Stored records:
━━━━━━━━━━
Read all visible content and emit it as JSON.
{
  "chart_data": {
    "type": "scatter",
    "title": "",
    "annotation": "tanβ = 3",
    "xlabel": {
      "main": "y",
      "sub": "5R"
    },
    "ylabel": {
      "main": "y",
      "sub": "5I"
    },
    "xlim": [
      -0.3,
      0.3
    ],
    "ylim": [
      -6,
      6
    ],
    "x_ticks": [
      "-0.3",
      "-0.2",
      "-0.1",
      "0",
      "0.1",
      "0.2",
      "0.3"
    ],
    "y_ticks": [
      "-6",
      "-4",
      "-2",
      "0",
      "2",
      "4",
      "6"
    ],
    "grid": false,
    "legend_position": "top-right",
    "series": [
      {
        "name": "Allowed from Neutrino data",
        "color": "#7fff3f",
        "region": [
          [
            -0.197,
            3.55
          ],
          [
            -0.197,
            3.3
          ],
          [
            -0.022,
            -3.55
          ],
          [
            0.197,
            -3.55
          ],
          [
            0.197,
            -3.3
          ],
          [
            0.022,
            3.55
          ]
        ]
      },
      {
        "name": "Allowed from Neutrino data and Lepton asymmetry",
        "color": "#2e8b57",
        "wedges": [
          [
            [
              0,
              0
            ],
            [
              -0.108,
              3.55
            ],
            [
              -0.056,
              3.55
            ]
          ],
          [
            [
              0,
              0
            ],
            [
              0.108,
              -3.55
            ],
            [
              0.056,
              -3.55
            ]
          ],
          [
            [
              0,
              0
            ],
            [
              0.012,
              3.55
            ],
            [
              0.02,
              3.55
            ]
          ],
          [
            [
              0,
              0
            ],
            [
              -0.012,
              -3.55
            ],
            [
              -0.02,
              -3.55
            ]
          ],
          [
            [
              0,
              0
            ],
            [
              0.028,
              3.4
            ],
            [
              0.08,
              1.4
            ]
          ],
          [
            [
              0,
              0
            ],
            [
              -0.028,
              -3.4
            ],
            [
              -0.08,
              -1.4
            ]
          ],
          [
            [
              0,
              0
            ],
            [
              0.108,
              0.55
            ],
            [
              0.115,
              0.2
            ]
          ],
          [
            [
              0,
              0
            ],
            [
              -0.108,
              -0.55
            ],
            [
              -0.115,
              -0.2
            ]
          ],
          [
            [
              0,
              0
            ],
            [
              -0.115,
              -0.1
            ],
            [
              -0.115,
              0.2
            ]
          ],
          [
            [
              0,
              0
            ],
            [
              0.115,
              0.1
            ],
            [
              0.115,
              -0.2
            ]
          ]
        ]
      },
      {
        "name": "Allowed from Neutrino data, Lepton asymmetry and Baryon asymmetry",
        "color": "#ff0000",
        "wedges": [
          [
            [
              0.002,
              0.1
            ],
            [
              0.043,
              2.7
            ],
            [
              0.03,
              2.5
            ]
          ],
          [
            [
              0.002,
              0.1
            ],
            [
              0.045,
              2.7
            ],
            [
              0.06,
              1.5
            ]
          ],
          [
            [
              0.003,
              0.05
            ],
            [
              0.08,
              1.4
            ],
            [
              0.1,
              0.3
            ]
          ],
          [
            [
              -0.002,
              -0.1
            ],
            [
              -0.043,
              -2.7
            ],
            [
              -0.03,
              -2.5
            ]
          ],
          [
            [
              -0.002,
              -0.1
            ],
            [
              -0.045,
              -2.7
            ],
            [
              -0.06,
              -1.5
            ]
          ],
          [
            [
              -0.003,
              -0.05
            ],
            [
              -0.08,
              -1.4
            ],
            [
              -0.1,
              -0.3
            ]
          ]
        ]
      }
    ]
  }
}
━━━━━━━━━━
Each line in the data that holds the string "from" should be found and copied.

▸ RESPONSE
        "name": "Allowed from Neutrino data",
        "name": "Allowed from Neutrino data and Lepton asymmetry",
        "name": "Allowed from Neutrino data, Lepton asymmetry and Baryon asymmetry",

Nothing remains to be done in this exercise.